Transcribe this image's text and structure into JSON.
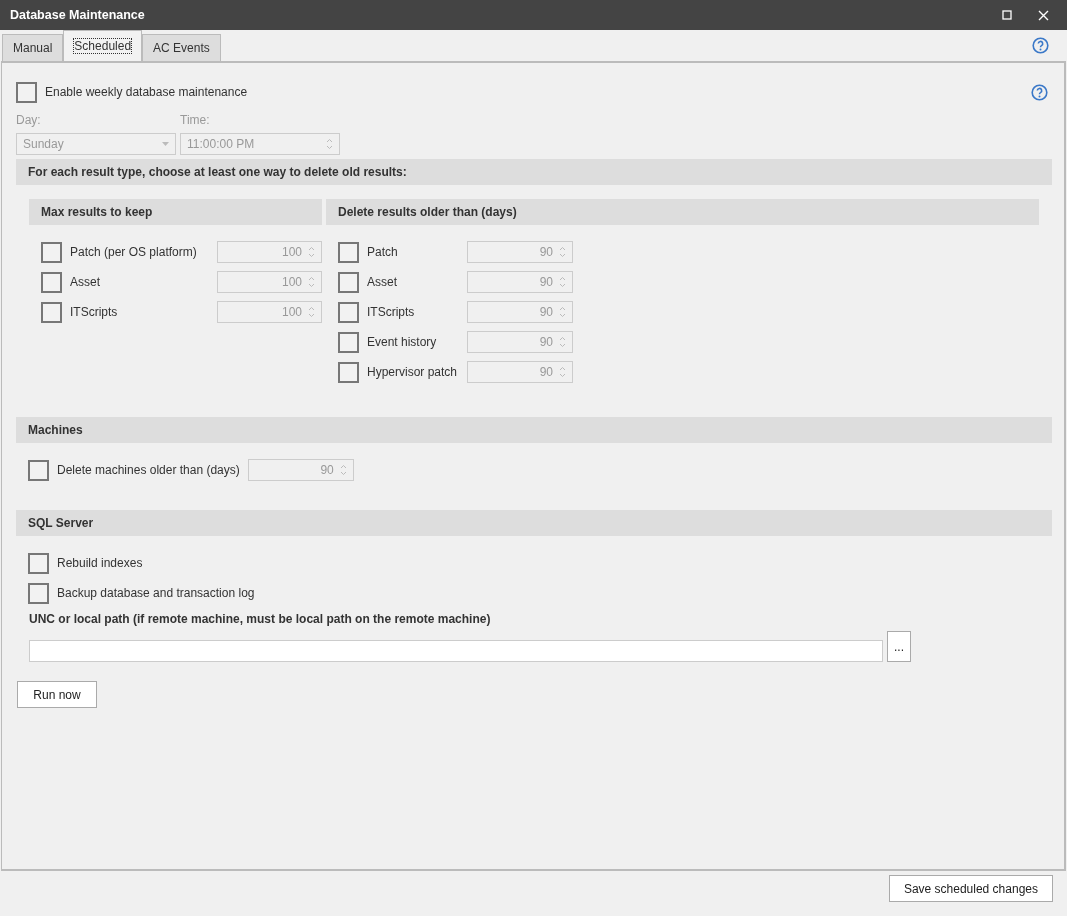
{
  "window": {
    "title": "Database Maintenance"
  },
  "tabs": [
    {
      "label": "Manual",
      "selected": false
    },
    {
      "label": "Scheduled",
      "selected": true
    },
    {
      "label": "AC Events",
      "selected": false
    }
  ],
  "enable": {
    "label": "Enable weekly database maintenance",
    "checked": false
  },
  "day": {
    "label": "Day:",
    "value": "Sunday",
    "disabled": true
  },
  "time": {
    "label": "Time:",
    "value": "11:00:00 PM",
    "disabled": true
  },
  "results_heading": "For each result type, choose at least one way to delete old results:",
  "max_results": {
    "heading": "Max results to keep",
    "items": [
      {
        "label": "Patch (per OS platform)",
        "checked": false,
        "value": "100",
        "disabled": true
      },
      {
        "label": "Asset",
        "checked": false,
        "value": "100",
        "disabled": true
      },
      {
        "label": "ITScripts",
        "checked": false,
        "value": "100",
        "disabled": true
      }
    ]
  },
  "delete_older": {
    "heading": "Delete results older than (days)",
    "items": [
      {
        "label": "Patch",
        "checked": false,
        "value": "90",
        "disabled": true
      },
      {
        "label": "Asset",
        "checked": false,
        "value": "90",
        "disabled": true
      },
      {
        "label": "ITScripts",
        "checked": false,
        "value": "90",
        "disabled": true
      },
      {
        "label": "Event history",
        "checked": false,
        "value": "90",
        "disabled": true
      },
      {
        "label": "Hypervisor patch",
        "checked": false,
        "value": "90",
        "disabled": true
      }
    ]
  },
  "machines": {
    "heading": "Machines",
    "item": {
      "label": "Delete machines older than (days)",
      "checked": false,
      "value": "90",
      "disabled": true
    }
  },
  "sql": {
    "heading": "SQL Server",
    "options": [
      {
        "label": "Rebuild indexes",
        "checked": false
      },
      {
        "label": "Backup database and transaction log",
        "checked": false
      }
    ],
    "path_label": "UNC or local path (if remote machine, must be local path on the remote machine)",
    "browse": "..."
  },
  "run_now": "Run now",
  "save": "Save scheduled changes"
}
=======
Task goal:
The data should be printed again unchanged; leave its pictures out.

Response to this exercise:
Transcribe this image's text and structure into JSON.
{
  "window": {
    "title": "Database Maintenance"
  },
  "tabs": [
    {
      "label": "Manual",
      "selected": false
    },
    {
      "label": "Scheduled",
      "selected": true
    },
    {
      "label": "AC Events",
      "selected": false
    }
  ],
  "enable": {
    "label": "Enable weekly database maintenance",
    "checked": false
  },
  "day": {
    "label": "Day:",
    "value": "Sunday",
    "disabled": true
  },
  "time": {
    "label": "Time:",
    "value": "11:00:00 PM",
    "disabled": true
  },
  "results_heading": "For each result type, choose at least one way to delete old results:",
  "max_results": {
    "heading": "Max results to keep",
    "items": [
      {
        "label": "Patch (per OS platform)",
        "checked": false,
        "value": "100",
        "disabled": true
      },
      {
        "label": "Asset",
        "checked": false,
        "value": "100",
        "disabled": true
      },
      {
        "label": "ITScripts",
        "checked": false,
        "value": "100",
        "disabled": true
      }
    ]
  },
  "delete_older": {
    "heading": "Delete results older than (days)",
    "items": [
      {
        "label": "Patch",
        "checked": false,
        "value": "90",
        "disabled": true
      },
      {
        "label": "Asset",
        "checked": false,
        "value": "90",
        "disabled": true
      },
      {
        "label": "ITScripts",
        "checked": false,
        "value": "90",
        "disabled": true
      },
      {
        "label": "Event history",
        "checked": false,
        "value": "90",
        "disabled": true
      },
      {
        "label": "Hypervisor patch",
        "checked": false,
        "value": "90",
        "disabled": true
      }
    ]
  },
  "machines": {
    "heading": "Machines",
    "item": {
      "label": "Delete machines older than (days)",
      "checked": false,
      "value": "90",
      "disabled": true
    }
  },
  "sql": {
    "heading": "SQL Server",
    "options": [
      {
        "label": "Rebuild indexes",
        "checked": false
      },
      {
        "label": "Backup database and transaction log",
        "checked": false
      }
    ],
    "path_label": "UNC or local path (if remote machine, must be local path on the remote machine)",
    "browse": "..."
  },
  "run_now": "Run now",
  "save": "Save scheduled changes"
}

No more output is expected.